DIRECTION: Copy each line of the records that contains the word "label".

DATASET ENTRIES:
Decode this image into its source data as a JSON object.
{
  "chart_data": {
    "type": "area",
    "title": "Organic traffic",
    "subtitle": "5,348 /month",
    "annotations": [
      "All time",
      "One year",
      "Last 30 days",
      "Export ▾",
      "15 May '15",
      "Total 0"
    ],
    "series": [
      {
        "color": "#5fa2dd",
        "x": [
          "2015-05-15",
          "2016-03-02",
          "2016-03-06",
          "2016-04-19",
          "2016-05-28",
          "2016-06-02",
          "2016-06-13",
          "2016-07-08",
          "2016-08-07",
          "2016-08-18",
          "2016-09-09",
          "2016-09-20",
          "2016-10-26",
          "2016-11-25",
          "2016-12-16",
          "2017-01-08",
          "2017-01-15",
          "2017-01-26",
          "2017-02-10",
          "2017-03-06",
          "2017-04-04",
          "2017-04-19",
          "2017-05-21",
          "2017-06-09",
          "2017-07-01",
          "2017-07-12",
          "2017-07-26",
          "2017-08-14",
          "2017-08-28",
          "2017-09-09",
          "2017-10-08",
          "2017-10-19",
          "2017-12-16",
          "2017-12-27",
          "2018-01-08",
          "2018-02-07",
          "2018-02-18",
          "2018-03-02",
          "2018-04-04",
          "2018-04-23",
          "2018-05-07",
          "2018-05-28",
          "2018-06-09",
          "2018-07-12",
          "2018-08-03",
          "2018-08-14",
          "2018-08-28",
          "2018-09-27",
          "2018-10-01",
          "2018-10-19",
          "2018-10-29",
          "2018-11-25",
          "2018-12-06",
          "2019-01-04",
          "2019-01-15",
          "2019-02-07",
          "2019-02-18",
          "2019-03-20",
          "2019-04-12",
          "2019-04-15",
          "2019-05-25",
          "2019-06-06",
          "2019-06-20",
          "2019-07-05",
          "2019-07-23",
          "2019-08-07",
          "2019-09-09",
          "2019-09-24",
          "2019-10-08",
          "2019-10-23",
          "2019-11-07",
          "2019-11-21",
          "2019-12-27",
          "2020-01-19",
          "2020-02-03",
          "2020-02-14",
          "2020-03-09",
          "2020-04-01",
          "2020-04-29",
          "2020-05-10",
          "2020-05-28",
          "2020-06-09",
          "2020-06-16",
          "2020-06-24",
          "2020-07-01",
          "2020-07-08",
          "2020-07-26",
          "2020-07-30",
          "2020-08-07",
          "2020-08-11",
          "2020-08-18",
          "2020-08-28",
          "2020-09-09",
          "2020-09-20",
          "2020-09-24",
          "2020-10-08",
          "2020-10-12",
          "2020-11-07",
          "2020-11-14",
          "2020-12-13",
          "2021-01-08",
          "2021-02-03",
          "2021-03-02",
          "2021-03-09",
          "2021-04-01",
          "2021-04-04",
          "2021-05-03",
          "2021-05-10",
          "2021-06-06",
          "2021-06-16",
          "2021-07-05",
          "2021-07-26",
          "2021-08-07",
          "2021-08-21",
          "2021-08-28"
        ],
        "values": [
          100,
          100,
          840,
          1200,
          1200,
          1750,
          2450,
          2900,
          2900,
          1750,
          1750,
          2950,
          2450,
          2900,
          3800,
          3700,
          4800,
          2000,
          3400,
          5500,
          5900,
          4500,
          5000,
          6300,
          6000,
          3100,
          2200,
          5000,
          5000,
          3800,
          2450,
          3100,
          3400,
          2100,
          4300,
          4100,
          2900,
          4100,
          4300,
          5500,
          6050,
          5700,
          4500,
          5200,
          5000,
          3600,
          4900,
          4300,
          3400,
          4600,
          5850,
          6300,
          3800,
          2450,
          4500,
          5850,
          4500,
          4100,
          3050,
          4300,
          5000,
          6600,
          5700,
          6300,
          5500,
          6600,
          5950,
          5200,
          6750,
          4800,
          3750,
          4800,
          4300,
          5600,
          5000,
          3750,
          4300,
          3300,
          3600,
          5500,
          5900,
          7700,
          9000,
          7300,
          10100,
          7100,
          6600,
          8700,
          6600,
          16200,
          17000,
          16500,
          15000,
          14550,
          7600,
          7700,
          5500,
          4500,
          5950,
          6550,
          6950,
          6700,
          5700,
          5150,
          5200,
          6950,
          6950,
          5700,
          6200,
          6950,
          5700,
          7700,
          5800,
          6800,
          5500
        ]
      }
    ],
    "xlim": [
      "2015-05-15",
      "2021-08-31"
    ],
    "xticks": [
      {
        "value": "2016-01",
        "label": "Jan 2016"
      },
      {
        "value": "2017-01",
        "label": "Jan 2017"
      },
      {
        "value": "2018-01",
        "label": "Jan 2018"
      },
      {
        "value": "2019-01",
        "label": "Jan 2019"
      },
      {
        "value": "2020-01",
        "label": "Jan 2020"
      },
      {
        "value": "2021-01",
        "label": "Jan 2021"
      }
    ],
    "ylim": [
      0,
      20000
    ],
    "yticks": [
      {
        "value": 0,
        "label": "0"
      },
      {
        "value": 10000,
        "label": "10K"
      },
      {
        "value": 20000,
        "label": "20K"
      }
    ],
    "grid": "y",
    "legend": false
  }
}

WRITTEN ANSWER:
        "label": "Jan 2016"
        "label": "Jan 2017"
        "label": "Jan 2018"
        "label": "Jan 2019"
        "label": "Jan 2020"
        "label": "Jan 2021"
        "label": "0"
        "label": "10K"
        "label": "20K"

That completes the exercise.